● **Goal**
Wherever the string "parents" appears in the listing, copy that line.

[Stored entries]
####################

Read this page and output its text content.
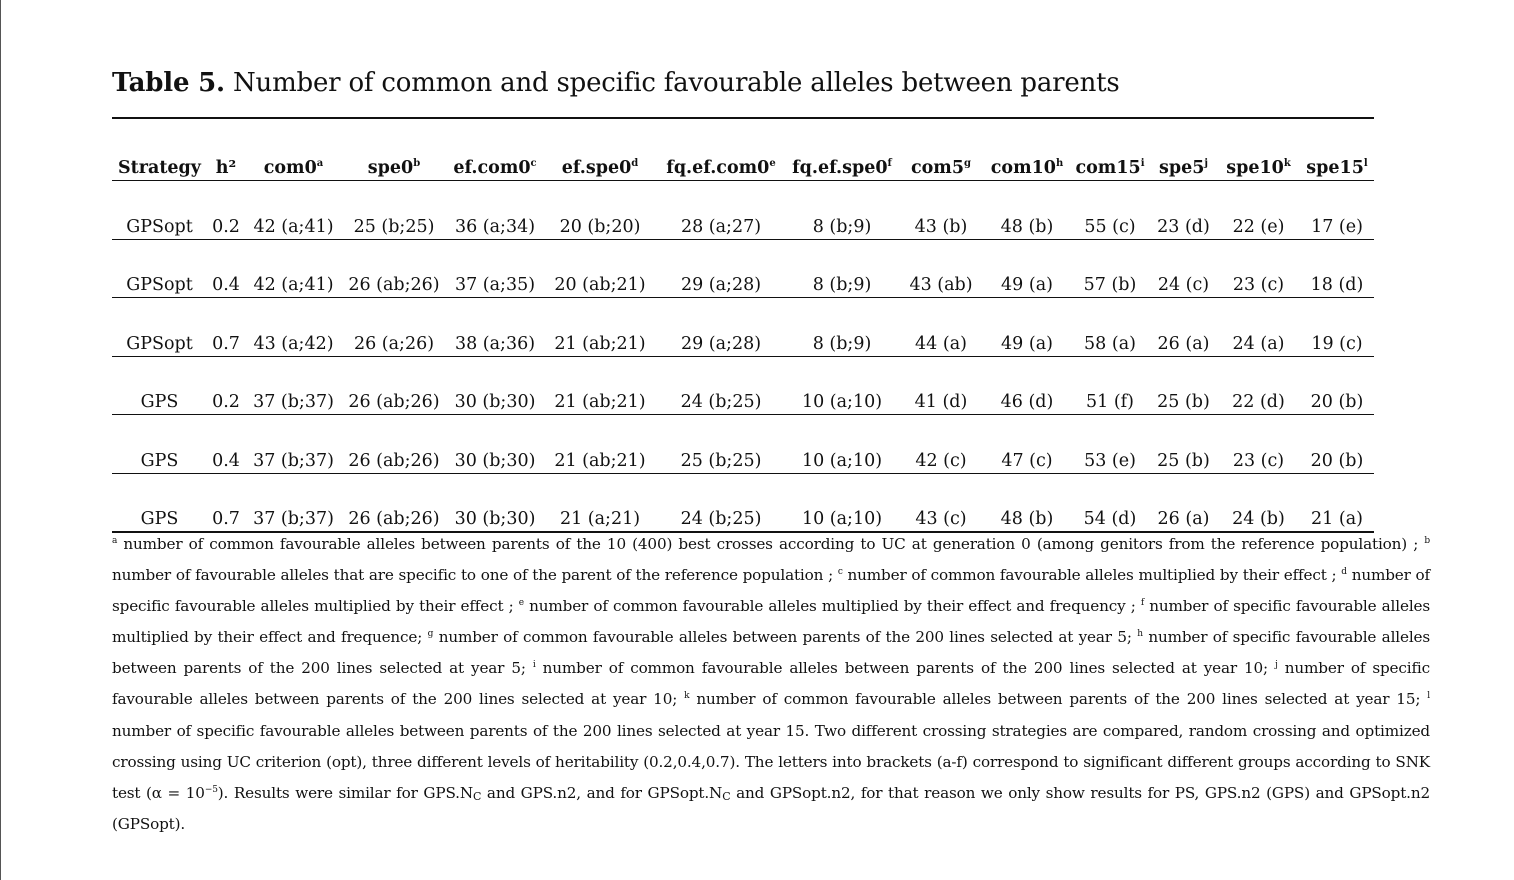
Table 5. Number of common and specific favourable alleles between parents
Strategy	h²	com0$^a$	spe0$^b$	ef.com0$^c$	ef.spe0$^d$	fq.ef.com0e	fq.ef.spe0$^f$	com5$^g$	com10$^h$	com15$^i$	spe5$^j$	spe10$^k$	spe15$^l$
GPSopt	0.2	42 (a;41)	25 (b;25)	36 (a;34)	20 (b;20)	28 (a;27)	8 (b;9)	43 (b)	48 (b)	55 (c)	23 (d)	22 (e)	17 (e)
GPSopt	0.4	42 (a;41)	26 (ab;26)	37 (a;35)	20 (ab;21)	29 (a;28)	8 (b;9)	43 (ab)	49 (a)	57 (b)	24 (c)	23 (c)	18 (d)
GPSopt	0.7	43 (a;42)	26 (a;26)	38 (a;36)	21 (ab;21)	29 (a;28)	8 (b;9)	44 (a)	49 (a)	58 (a)	26 (a)	24 (a)	19 (c)
GPS	0.2	37 (b;37)	26 (ab;26)	30 (b;30)	21 (ab;21)	24 (b;25)	10 (a;10)	41 (d)	46 (d)	51 (f)	25 (b)	22 (d)	20 (b)
GPS	0.4	37 (b;37)	26 (ab;26)	30 (b;30)	21 (ab;21)	25 (b;25)	10 (a;10)	42 (c)	47 (c)	53 (e)	25 (b)	23 (c)	20 (b)
GPS	0.7	37 (b;37)	26 (ab;26)	30 (b;30)	21 (a;21)	24 (b;25)	10 (a;10)	43 (c)	48 (b)	54 (d)	26 (a)	24 (b)	21 (a)
$^a$ number of common favourable alleles between parents of the 10 (400) best crosses according to UC at generation 0 (among genitors from the reference population) ; $^b$ number of favourable alleles that are specific to one of the parent of the reference population ; $^c$ number of common favourable alleles multiplied by their effect ; $^d$ number of specific favourable alleles multiplied by their effect ; $^e$ number of common favourable alleles multiplied by their effect and frequency ; $^f$ number of specific favourable alleles multiplied by their effect and frequence; $^g$ number of common favourable alleles between parents of the 200 lines selected at year 5; $^h$ number of specific favourable alleles between parents of the 200 lines selected at year 5; $^i$ number of common favourable alleles between parents of the 200 lines selected at year 10; $^j$ number of specific favourable alleles between parents of the 200 lines selected at year 10; $^k$ number of common favourable alleles between parents of the 200 lines selected at year 15; $^l$ number of specific favourable alleles between parents of the 200 lines selected at year 15. Two different crossing strategies are compared, random crossing and optimized crossing using UC criterion (opt), three different levels of heritability (0.2,0.4,0.7). The letters into brackets (a-f) correspond to significant different groups according to SNK test $(\alpha = 10^{-5})$. Results were similar for $GPS.N_C$ and GPS.n2, and for $GPSopt.N_C$ and GPSopt.n2, for that reason we only show results for PS, GPS.n2 (GPS) and GPSopt.n2 (GPSopt).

####################

● **Written answer**
Table 5. Number of common and specific favourable alleles between parents
$^a$ number of common favourable alleles between parents of the 10 (400) best crosses according to UC at generation 0 (among genitors from the reference population) ; $^b$ number of favourable alleles that are specific to one of the parent of the reference population ; $^c$ number of common favourable alleles multiplied by their effect ; $^d$ number of specific favourable alleles multiplied by their effect ; $^e$ number of common favourable alleles multiplied by their effect and frequency ; $^f$ number of specific favourable alleles multiplied by their effect and frequence; $^g$ number of common favourable alleles between parents of the 200 lines selected at year 5; $^h$ number of specific favourable alleles between parents of the 200 lines selected at year 5; $^i$ number of common favourable alleles between parents of the 200 lines selected at year 10; $^j$ number of specific favourable alleles between parents of the 200 lines selected at year 10; $^k$ number of common favourable alleles between parents of the 200 lines selected at year 15; $^l$ number of specific favourable alleles between parents of the 200 lines selected at year 15. Two different crossing strategies are compared, random crossing and optimized crossing using UC criterion (opt), three different levels of heritability (0.2,0.4,0.7). The letters into brackets (a-f) correspond to significant different groups according to SNK test $(\alpha = 10^{-5})$. Results were similar for $GPS.N_C$ and GPS.n2, and for $GPSopt.N_C$ and GPSopt.n2, for that reason we only show results for PS, GPS.n2 (GPS) and GPSopt.n2 (GPSopt).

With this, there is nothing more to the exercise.